- _DATASET EXCERPTS_:

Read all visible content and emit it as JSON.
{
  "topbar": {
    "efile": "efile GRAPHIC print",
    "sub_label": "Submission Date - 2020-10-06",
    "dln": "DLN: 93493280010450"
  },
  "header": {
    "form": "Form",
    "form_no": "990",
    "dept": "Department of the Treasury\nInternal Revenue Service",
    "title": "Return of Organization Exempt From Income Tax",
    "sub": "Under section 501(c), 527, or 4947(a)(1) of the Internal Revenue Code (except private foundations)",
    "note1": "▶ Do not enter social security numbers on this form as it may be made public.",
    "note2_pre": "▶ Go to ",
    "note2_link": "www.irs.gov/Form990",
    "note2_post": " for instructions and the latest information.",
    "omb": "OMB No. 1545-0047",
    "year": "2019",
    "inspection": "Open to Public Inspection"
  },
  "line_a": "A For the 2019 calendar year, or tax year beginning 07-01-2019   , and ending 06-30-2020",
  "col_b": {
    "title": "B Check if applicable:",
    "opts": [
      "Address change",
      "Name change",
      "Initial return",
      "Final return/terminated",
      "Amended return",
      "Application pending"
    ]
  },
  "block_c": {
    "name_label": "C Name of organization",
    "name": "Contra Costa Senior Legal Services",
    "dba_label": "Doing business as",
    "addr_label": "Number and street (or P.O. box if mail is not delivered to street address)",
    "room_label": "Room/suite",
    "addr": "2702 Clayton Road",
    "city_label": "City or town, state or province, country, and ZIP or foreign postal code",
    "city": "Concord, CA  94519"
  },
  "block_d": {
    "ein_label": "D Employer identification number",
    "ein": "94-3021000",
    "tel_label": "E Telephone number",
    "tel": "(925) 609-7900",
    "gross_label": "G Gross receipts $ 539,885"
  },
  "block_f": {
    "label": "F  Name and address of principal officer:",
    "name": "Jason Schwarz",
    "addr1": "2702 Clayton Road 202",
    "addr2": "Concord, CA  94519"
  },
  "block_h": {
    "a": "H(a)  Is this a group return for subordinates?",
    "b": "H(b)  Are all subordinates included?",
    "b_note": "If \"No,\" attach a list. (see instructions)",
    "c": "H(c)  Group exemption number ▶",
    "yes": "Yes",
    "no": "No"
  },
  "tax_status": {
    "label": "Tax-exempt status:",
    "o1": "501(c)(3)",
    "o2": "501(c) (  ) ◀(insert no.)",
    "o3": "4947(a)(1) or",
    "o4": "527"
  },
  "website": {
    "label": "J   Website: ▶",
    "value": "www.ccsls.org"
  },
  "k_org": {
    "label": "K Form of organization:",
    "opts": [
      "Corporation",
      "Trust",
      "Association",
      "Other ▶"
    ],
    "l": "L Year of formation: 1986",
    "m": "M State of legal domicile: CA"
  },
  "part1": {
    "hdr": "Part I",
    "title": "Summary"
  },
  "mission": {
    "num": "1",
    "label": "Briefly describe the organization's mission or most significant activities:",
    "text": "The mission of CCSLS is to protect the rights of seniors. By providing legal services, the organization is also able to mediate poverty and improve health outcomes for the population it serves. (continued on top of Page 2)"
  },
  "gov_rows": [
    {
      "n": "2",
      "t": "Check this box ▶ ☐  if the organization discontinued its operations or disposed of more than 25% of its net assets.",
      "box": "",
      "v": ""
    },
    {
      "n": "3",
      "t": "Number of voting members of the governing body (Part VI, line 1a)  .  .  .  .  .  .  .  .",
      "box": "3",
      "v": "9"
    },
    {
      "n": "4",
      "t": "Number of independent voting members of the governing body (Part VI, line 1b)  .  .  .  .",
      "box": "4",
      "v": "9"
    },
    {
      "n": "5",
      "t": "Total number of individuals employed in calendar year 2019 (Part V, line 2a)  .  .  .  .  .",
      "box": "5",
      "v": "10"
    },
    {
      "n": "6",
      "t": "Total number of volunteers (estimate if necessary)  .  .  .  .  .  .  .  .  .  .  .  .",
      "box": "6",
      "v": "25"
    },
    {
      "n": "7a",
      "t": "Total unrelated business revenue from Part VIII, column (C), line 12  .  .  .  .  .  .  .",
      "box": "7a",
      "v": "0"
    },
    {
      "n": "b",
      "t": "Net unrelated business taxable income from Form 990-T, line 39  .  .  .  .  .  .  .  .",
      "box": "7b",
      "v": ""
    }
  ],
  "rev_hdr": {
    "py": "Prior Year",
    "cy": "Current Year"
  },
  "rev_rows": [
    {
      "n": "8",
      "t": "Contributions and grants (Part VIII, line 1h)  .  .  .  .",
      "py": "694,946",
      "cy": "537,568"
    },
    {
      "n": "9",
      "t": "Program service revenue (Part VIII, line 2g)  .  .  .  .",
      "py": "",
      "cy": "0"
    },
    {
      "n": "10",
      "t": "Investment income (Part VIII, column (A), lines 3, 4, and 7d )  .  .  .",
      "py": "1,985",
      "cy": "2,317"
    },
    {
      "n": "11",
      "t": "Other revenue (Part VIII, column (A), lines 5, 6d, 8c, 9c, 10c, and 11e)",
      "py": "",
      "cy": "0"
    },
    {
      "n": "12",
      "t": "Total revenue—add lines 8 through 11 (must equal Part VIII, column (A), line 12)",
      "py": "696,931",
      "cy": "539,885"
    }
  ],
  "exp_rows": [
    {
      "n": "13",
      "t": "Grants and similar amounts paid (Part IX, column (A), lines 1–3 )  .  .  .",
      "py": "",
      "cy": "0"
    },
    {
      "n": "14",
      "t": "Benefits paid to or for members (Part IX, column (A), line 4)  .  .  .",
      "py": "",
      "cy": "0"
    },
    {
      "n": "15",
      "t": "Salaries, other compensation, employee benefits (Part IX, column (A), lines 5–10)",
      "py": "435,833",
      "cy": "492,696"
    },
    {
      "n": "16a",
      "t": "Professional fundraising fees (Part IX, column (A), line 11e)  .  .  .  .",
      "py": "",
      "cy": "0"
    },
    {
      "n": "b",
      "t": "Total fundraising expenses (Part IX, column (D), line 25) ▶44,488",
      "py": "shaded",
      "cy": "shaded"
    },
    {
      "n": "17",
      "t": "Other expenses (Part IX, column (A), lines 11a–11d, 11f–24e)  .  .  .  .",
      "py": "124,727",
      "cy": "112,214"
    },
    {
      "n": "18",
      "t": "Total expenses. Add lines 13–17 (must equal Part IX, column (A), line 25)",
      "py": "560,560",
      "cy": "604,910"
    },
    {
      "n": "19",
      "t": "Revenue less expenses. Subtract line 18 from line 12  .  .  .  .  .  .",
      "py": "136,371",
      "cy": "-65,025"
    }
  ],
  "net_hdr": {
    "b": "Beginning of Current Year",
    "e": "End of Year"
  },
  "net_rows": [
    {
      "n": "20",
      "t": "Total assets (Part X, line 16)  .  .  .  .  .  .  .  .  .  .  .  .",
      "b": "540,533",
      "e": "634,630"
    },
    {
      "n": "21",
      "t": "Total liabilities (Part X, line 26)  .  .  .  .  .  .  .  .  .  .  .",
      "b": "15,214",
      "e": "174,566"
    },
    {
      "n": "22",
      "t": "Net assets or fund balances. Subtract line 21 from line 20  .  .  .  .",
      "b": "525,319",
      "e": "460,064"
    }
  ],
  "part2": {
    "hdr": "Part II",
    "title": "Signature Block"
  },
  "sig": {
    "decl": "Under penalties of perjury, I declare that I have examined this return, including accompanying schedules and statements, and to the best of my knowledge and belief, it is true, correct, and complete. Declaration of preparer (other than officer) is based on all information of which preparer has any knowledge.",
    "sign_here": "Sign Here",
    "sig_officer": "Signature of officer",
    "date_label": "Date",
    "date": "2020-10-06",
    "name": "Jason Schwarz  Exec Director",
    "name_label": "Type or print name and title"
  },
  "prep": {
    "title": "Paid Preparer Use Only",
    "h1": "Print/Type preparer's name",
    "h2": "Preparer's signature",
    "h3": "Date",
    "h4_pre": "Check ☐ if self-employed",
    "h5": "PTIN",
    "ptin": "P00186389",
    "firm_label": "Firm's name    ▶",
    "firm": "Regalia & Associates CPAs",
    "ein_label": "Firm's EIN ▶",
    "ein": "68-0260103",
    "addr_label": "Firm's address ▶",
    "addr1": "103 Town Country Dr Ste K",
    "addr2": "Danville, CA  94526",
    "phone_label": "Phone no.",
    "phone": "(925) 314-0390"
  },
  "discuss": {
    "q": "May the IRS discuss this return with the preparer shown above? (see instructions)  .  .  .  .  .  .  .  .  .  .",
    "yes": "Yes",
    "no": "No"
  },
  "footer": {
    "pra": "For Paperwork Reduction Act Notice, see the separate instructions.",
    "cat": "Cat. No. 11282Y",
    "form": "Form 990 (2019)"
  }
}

--

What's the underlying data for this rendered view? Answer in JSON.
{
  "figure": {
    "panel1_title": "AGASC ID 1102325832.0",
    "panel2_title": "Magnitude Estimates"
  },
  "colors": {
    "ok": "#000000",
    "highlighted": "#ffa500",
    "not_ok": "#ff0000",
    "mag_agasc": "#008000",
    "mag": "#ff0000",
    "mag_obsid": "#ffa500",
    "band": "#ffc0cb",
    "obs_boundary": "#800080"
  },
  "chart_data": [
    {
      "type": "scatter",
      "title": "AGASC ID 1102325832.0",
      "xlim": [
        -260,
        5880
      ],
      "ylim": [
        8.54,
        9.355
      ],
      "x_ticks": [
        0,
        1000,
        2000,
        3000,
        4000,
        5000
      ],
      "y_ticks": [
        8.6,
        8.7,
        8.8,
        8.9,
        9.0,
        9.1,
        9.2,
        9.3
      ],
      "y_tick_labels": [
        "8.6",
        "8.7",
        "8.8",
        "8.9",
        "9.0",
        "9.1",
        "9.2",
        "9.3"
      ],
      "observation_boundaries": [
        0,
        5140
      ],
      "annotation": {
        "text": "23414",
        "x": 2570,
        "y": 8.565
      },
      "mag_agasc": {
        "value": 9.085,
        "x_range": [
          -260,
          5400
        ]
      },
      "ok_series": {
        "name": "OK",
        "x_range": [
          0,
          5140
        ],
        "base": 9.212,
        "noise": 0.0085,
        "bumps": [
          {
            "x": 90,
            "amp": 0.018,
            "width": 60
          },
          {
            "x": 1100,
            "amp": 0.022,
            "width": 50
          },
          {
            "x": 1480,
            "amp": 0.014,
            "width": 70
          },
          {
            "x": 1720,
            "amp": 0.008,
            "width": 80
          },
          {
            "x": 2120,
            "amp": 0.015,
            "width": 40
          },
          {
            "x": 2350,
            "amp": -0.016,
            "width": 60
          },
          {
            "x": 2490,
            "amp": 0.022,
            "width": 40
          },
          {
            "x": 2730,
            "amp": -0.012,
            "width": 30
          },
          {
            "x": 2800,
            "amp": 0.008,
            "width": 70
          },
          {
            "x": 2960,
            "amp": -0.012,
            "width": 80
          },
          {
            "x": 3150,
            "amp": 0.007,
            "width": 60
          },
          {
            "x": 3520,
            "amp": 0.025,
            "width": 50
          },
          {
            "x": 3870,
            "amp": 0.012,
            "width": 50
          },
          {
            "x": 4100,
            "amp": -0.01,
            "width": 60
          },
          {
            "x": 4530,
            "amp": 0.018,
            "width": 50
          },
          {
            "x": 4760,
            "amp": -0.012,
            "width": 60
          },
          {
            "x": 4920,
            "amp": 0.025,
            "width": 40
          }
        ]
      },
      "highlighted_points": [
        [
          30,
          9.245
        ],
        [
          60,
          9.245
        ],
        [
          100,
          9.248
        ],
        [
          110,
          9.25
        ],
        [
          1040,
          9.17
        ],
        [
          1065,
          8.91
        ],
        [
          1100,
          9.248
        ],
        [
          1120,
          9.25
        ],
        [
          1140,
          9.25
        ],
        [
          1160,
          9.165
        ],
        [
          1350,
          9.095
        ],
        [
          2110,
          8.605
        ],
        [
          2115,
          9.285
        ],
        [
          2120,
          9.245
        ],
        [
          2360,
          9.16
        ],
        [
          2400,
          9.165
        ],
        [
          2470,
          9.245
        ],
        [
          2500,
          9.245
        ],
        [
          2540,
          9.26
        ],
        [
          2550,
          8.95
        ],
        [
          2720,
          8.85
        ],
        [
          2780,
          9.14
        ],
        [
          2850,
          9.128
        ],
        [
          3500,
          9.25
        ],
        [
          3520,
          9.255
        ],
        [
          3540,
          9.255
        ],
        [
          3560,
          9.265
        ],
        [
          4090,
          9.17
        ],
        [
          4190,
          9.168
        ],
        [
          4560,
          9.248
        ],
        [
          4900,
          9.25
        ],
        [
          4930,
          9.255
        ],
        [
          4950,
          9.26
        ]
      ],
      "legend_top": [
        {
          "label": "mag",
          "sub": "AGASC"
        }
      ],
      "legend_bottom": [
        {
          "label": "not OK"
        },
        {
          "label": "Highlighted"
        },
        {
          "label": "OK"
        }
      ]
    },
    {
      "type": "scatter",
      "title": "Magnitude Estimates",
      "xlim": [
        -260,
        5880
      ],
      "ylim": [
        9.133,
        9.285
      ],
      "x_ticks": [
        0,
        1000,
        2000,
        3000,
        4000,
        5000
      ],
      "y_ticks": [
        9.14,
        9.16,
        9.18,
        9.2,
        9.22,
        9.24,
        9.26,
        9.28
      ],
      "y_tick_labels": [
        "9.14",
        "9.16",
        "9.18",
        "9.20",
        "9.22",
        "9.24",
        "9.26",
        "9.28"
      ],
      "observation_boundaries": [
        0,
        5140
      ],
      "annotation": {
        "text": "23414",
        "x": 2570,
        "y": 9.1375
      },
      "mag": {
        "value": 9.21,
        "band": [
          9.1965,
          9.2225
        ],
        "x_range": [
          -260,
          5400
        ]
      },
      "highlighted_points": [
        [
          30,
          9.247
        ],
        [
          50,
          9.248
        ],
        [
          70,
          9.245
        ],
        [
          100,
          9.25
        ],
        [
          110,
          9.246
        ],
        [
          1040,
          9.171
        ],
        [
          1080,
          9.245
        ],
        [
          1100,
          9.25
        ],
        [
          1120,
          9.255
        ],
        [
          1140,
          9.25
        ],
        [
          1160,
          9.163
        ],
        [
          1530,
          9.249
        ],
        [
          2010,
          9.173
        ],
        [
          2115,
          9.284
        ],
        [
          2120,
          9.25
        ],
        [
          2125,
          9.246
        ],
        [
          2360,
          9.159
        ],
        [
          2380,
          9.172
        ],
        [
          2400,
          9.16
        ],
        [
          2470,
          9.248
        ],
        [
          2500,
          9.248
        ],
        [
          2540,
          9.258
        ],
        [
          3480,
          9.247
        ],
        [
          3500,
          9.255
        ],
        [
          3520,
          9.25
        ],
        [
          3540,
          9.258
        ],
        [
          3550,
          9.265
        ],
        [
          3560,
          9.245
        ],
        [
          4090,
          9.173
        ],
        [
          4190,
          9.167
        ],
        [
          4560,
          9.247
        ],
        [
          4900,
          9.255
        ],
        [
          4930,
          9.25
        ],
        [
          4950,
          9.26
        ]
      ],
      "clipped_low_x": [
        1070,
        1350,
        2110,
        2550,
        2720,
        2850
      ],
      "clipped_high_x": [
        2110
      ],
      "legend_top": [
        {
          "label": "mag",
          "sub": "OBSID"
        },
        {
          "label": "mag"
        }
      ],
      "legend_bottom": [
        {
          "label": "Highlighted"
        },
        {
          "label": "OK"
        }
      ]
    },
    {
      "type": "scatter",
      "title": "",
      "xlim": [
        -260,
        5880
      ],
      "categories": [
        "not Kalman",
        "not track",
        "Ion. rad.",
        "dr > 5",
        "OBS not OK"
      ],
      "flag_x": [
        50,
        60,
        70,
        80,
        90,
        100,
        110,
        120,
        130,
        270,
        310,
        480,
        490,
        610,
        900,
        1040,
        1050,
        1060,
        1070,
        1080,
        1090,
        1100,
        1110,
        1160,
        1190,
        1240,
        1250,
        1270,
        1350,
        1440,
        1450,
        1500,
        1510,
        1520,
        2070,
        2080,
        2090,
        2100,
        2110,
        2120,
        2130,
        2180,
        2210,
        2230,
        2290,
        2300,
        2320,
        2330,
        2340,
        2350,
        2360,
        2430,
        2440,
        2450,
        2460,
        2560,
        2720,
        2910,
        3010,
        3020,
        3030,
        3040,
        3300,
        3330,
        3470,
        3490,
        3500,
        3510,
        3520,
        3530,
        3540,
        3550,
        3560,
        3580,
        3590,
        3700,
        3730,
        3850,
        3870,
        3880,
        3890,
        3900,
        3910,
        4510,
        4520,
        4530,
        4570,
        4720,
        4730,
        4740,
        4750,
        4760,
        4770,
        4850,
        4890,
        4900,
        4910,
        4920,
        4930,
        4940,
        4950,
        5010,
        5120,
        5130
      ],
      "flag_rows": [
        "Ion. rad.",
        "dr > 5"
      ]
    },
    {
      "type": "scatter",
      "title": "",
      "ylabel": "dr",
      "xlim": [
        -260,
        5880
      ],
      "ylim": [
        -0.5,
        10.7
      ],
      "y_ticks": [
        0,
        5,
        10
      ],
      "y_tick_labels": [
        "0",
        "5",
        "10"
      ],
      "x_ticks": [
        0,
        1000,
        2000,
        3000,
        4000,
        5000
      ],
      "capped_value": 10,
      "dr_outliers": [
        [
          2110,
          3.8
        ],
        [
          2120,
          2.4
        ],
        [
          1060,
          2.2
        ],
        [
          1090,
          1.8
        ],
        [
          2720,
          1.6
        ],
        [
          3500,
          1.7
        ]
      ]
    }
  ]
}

- _GIVEN REQUEST_: Tell how many lines of the records above hold the string "instructions". Give no other text.

- _SOLUTION_: 4